- AIM -
Write each record again exactly as it stands.

* begin *

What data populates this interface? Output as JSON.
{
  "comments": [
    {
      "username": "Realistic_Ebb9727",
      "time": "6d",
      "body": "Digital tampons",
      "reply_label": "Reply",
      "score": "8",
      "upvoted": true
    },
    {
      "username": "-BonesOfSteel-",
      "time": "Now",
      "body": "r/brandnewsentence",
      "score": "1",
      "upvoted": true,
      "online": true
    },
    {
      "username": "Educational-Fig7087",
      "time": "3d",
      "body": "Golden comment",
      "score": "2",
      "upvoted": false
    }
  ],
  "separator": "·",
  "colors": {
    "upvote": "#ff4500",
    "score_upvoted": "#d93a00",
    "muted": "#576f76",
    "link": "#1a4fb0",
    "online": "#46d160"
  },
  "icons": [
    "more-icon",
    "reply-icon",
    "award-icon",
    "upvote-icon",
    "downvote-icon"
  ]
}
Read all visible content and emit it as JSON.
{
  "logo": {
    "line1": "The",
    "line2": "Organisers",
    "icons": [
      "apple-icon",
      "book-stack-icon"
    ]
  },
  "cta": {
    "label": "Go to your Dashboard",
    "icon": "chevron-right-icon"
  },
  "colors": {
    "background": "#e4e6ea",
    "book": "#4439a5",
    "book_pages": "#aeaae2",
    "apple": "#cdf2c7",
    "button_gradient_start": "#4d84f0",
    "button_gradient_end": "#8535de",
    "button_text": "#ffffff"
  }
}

* end *

- REPLY TO THE TASK -
What data populates this interface? Output as JSON.
{
  "comments": [
    {
      "username": "Realistic_Ebb9727",
      "time": "6d",
      "body": "Digital tampons",
      "reply_label": "Reply",
      "score": "8",
      "upvoted": true
    },
    {
      "username": "-BonesOfSteel-",
      "time": "Now",
      "body": "r/brandnewsentence",
      "score": "1",
      "upvoted": true,
      "online": true
    },
    {
      "username": "Educational-Fig7087",
      "time": "3d",
      "body": "Golden comment",
      "score": "2",
      "upvoted": false
    }
  ],
  "separator": "·",
  "colors": {
    "upvote": "#ff4500",
    "score_upvoted": "#d93a00",
    "muted": "#576f76",
    "link": "#1a4fb0",
    "online": "#46d160"
  },
  "icons": [
    "more-icon",
    "reply-icon",
    "award-icon",
    "upvote-icon",
    "downvote-icon"
  ]
}
Read all visible content and emit it as JSON.
{
  "logo": {
    "line1": "The",
    "line2": "Organisers",
    "icons": [
      "apple-icon",
      "book-stack-icon"
    ]
  },
  "cta": {
    "label": "Go to your Dashboard",
    "icon": "chevron-right-icon"
  },
  "colors": {
    "background": "#e4e6ea",
    "book": "#4439a5",
    "book_pages": "#aeaae2",
    "apple": "#cdf2c7",
    "button_gradient_start": "#4d84f0",
    "button_gradient_end": "#8535de",
    "button_text": "#ffffff"
  }
}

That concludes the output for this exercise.